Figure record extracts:
++++

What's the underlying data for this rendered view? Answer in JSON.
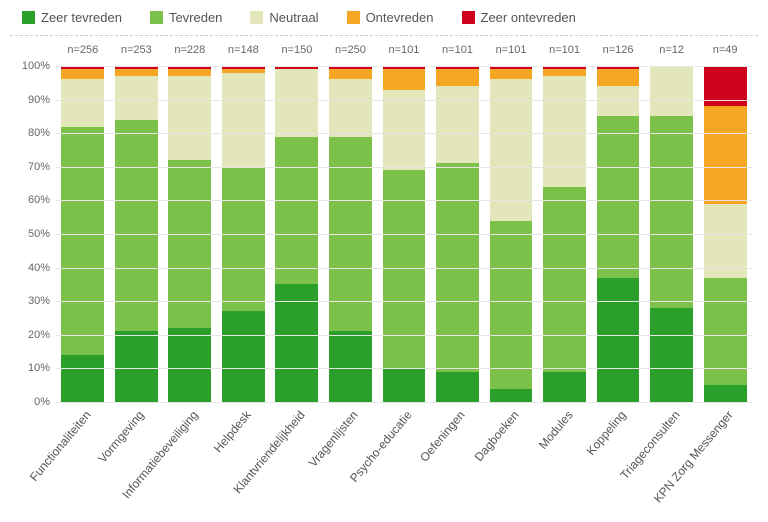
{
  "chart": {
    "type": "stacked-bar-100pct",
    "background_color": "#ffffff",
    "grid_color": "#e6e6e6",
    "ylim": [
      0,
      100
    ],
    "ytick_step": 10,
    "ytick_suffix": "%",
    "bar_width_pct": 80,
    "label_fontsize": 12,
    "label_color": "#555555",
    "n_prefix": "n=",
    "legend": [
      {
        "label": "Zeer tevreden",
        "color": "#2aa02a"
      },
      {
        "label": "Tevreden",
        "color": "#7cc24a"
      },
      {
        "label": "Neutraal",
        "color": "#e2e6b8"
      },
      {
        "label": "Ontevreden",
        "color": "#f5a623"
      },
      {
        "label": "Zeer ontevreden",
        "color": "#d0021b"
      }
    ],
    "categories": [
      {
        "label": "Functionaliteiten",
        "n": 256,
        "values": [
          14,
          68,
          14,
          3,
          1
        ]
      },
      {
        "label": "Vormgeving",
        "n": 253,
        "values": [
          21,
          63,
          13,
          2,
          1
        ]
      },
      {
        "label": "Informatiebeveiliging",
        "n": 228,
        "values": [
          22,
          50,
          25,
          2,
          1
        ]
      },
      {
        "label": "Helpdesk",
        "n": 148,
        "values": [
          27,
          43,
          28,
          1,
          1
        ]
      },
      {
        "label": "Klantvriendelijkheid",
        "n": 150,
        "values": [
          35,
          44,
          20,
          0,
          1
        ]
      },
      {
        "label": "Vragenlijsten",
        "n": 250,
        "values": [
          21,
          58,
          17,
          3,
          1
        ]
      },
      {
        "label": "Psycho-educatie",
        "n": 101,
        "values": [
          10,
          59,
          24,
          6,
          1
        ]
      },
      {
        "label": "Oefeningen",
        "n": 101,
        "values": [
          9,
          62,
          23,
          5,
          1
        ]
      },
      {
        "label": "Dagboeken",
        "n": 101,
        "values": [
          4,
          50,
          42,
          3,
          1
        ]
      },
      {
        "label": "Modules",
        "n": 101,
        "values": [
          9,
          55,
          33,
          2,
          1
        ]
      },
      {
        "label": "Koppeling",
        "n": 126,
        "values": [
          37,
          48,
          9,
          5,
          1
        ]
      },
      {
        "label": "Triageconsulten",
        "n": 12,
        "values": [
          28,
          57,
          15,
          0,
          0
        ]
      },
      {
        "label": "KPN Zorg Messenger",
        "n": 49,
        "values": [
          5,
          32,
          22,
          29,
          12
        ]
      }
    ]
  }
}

++++

◆ Description of the task
Your task is to gather all lines from the entries above that hold the word "Zeer".

◆ Full solution
        "label": "Zeer tevreden",
        "label": "Zeer ontevreden",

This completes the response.